┌──

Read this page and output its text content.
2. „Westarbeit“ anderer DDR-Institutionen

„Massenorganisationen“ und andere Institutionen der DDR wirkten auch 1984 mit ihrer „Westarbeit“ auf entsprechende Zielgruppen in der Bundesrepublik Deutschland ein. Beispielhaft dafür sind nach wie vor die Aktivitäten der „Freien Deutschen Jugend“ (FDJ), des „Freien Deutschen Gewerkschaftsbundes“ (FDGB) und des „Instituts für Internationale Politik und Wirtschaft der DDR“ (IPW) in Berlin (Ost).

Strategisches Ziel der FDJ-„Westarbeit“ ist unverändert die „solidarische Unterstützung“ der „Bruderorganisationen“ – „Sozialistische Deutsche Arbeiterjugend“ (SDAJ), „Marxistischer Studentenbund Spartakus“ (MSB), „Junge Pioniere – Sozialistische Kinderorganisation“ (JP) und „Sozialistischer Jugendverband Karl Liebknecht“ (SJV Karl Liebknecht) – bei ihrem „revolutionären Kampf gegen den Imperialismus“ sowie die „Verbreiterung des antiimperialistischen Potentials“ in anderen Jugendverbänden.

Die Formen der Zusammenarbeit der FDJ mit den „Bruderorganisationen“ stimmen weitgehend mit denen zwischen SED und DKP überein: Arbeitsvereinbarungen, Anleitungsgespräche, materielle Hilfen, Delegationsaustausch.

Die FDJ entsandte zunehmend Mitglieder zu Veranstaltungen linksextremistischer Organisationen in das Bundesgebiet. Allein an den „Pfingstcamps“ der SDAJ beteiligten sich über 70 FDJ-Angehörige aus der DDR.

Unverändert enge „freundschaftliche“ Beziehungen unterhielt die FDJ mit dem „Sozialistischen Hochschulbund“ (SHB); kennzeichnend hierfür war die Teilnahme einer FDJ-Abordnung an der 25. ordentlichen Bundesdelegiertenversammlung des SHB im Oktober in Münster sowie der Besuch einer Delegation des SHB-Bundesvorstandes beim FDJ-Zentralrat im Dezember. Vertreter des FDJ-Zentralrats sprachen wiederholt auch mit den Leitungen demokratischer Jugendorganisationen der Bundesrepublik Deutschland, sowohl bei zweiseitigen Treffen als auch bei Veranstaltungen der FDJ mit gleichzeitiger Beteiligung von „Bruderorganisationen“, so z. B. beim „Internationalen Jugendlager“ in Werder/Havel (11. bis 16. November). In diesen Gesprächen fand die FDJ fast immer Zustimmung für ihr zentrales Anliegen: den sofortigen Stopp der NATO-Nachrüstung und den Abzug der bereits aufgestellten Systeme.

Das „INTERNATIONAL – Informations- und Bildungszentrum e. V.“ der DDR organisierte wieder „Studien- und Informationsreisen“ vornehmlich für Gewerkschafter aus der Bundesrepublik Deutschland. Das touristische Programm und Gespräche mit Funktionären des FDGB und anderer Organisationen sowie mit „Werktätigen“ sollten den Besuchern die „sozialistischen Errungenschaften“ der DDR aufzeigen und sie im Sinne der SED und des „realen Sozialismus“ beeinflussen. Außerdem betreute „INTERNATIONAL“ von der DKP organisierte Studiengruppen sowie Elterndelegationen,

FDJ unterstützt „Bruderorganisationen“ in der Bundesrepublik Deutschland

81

└──
┌──

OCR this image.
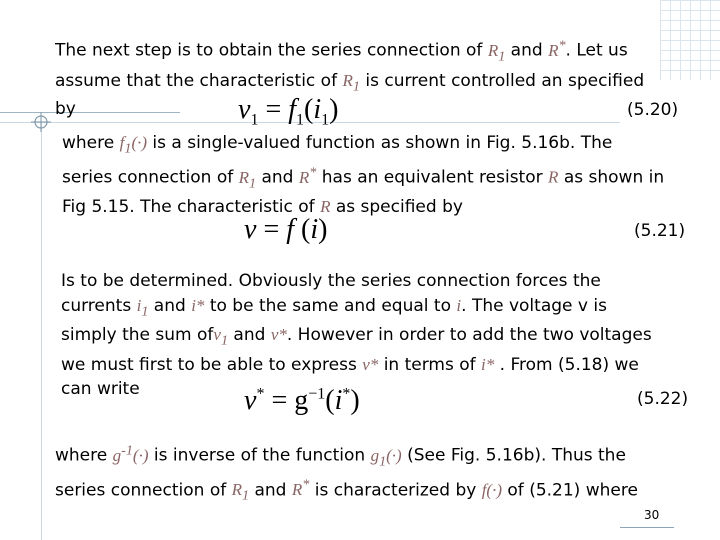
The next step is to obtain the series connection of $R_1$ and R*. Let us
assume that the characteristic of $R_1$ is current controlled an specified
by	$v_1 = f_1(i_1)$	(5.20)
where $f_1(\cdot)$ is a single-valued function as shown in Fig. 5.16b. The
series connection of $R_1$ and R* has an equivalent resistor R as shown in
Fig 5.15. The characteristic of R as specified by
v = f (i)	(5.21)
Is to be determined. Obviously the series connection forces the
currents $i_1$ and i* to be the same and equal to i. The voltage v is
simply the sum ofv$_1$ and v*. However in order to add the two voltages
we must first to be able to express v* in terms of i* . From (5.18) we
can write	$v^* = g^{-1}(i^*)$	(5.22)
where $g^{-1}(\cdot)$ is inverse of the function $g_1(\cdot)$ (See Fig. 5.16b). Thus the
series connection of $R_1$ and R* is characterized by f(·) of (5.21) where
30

└──

DIRECTIONS FOR THIS TASK: Copy out each line of the entries that holds "specified".

THE REPLY:
assume that the characteristic of $R_1$ is current controlled an specified
Fig 5.15. The characteristic of R as specified by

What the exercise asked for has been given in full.